Could you write out every record below exactly, leaving out any pictures?

════════════════

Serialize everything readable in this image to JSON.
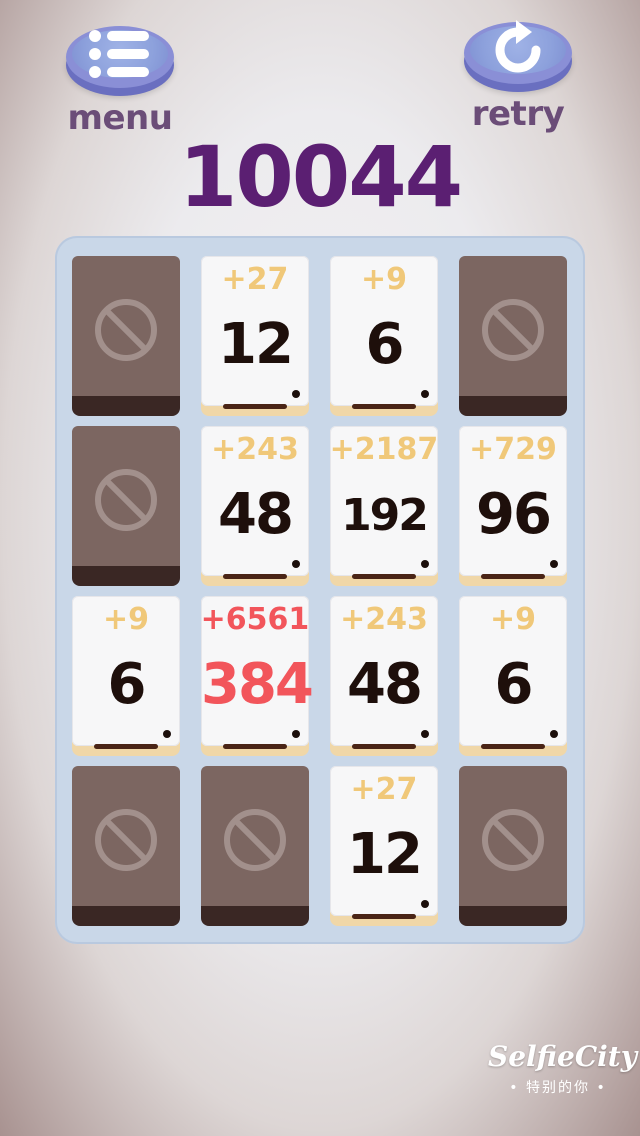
{
  "header": {
    "menu_label": "menu",
    "retry_label": "retry",
    "score": "10044"
  },
  "tiles": [
    {
      "row": 0,
      "col": 0,
      "type": "blocked",
      "value": "",
      "bonus": "",
      "highlight": false
    },
    {
      "row": 0,
      "col": 1,
      "type": "card",
      "value": "12",
      "bonus": "+27",
      "highlight": false
    },
    {
      "row": 0,
      "col": 2,
      "type": "card",
      "value": "6",
      "bonus": "+9",
      "highlight": false
    },
    {
      "row": 0,
      "col": 3,
      "type": "blocked",
      "value": "",
      "bonus": "",
      "highlight": false
    },
    {
      "row": 1,
      "col": 0,
      "type": "blocked",
      "value": "",
      "bonus": "",
      "highlight": false
    },
    {
      "row": 1,
      "col": 1,
      "type": "card",
      "value": "48",
      "bonus": "+243",
      "highlight": false
    },
    {
      "row": 1,
      "col": 2,
      "type": "card",
      "value": "192",
      "bonus": "+2187",
      "highlight": false
    },
    {
      "row": 1,
      "col": 3,
      "type": "card",
      "value": "96",
      "bonus": "+729",
      "highlight": false
    },
    {
      "row": 2,
      "col": 0,
      "type": "card",
      "value": "6",
      "bonus": "+9",
      "highlight": false
    },
    {
      "row": 2,
      "col": 1,
      "type": "card",
      "value": "384",
      "bonus": "+6561",
      "highlight": true
    },
    {
      "row": 2,
      "col": 2,
      "type": "card",
      "value": "48",
      "bonus": "+243",
      "highlight": false
    },
    {
      "row": 2,
      "col": 3,
      "type": "card",
      "value": "6",
      "bonus": "+9",
      "highlight": false
    },
    {
      "row": 3,
      "col": 0,
      "type": "blocked",
      "value": "",
      "bonus": "",
      "highlight": false
    },
    {
      "row": 3,
      "col": 1,
      "type": "blocked",
      "value": "",
      "bonus": "",
      "highlight": false
    },
    {
      "row": 3,
      "col": 2,
      "type": "card",
      "value": "12",
      "bonus": "+27",
      "highlight": false
    },
    {
      "row": 3,
      "col": 3,
      "type": "blocked",
      "value": "",
      "bonus": "",
      "highlight": false
    }
  ],
  "watermark": {
    "brand": "SelfieCity",
    "sub": "• 特别的你 •"
  },
  "colors": {
    "score": "#5b1f72",
    "bonus": "#f0c879",
    "highlight": "#f2555b",
    "blocked_tile": "#7c6661",
    "button": "#8da1dc"
  },
  "icons": {
    "menu": "list-icon",
    "retry": "retry-arrow-icon",
    "blocked": "no-entry-icon"
  }
}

════════════════

— Response to this task —
Serialize everything readable in this image to JSON.
{
  "header": {
    "menu_label": "menu",
    "retry_label": "retry",
    "score": "10044"
  },
  "tiles": [
    {
      "row": 0,
      "col": 0,
      "type": "blocked",
      "value": "",
      "bonus": "",
      "highlight": false
    },
    {
      "row": 0,
      "col": 1,
      "type": "card",
      "value": "12",
      "bonus": "+27",
      "highlight": false
    },
    {
      "row": 0,
      "col": 2,
      "type": "card",
      "value": "6",
      "bonus": "+9",
      "highlight": false
    },
    {
      "row": 0,
      "col": 3,
      "type": "blocked",
      "value": "",
      "bonus": "",
      "highlight": false
    },
    {
      "row": 1,
      "col": 0,
      "type": "blocked",
      "value": "",
      "bonus": "",
      "highlight": false
    },
    {
      "row": 1,
      "col": 1,
      "type": "card",
      "value": "48",
      "bonus": "+243",
      "highlight": false
    },
    {
      "row": 1,
      "col": 2,
      "type": "card",
      "value": "192",
      "bonus": "+2187",
      "highlight": false
    },
    {
      "row": 1,
      "col": 3,
      "type": "card",
      "value": "96",
      "bonus": "+729",
      "highlight": false
    },
    {
      "row": 2,
      "col": 0,
      "type": "card",
      "value": "6",
      "bonus": "+9",
      "highlight": false
    },
    {
      "row": 2,
      "col": 1,
      "type": "card",
      "value": "384",
      "bonus": "+6561",
      "highlight": true
    },
    {
      "row": 2,
      "col": 2,
      "type": "card",
      "value": "48",
      "bonus": "+243",
      "highlight": false
    },
    {
      "row": 2,
      "col": 3,
      "type": "card",
      "value": "6",
      "bonus": "+9",
      "highlight": false
    },
    {
      "row": 3,
      "col": 0,
      "type": "blocked",
      "value": "",
      "bonus": "",
      "highlight": false
    },
    {
      "row": 3,
      "col": 1,
      "type": "blocked",
      "value": "",
      "bonus": "",
      "highlight": false
    },
    {
      "row": 3,
      "col": 2,
      "type": "card",
      "value": "12",
      "bonus": "+27",
      "highlight": false
    },
    {
      "row": 3,
      "col": 3,
      "type": "blocked",
      "value": "",
      "bonus": "",
      "highlight": false
    }
  ],
  "watermark": {
    "brand": "SelfieCity",
    "sub": "• 特别的你 •"
  },
  "colors": {
    "score": "#5b1f72",
    "bonus": "#f0c879",
    "highlight": "#f2555b",
    "blocked_tile": "#7c6661",
    "button": "#8da1dc"
  },
  "icons": {
    "menu": "list-icon",
    "retry": "retry-arrow-icon",
    "blocked": "no-entry-icon"
  }
}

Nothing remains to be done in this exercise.